┌──
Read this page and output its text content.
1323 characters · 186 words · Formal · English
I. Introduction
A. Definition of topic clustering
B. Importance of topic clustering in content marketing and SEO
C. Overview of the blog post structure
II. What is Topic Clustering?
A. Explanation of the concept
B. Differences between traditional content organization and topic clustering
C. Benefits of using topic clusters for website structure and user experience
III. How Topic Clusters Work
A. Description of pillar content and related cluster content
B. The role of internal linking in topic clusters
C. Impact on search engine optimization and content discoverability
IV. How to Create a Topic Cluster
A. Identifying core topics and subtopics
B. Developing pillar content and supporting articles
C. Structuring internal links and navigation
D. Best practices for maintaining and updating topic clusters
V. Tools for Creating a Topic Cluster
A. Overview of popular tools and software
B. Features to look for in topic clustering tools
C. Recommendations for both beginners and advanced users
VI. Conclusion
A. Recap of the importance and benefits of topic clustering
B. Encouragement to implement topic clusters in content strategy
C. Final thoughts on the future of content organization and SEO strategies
└──
**Written task**
From the material given, work out how many lines hold the string "content"; state that number and nothing further.

**Output below**
8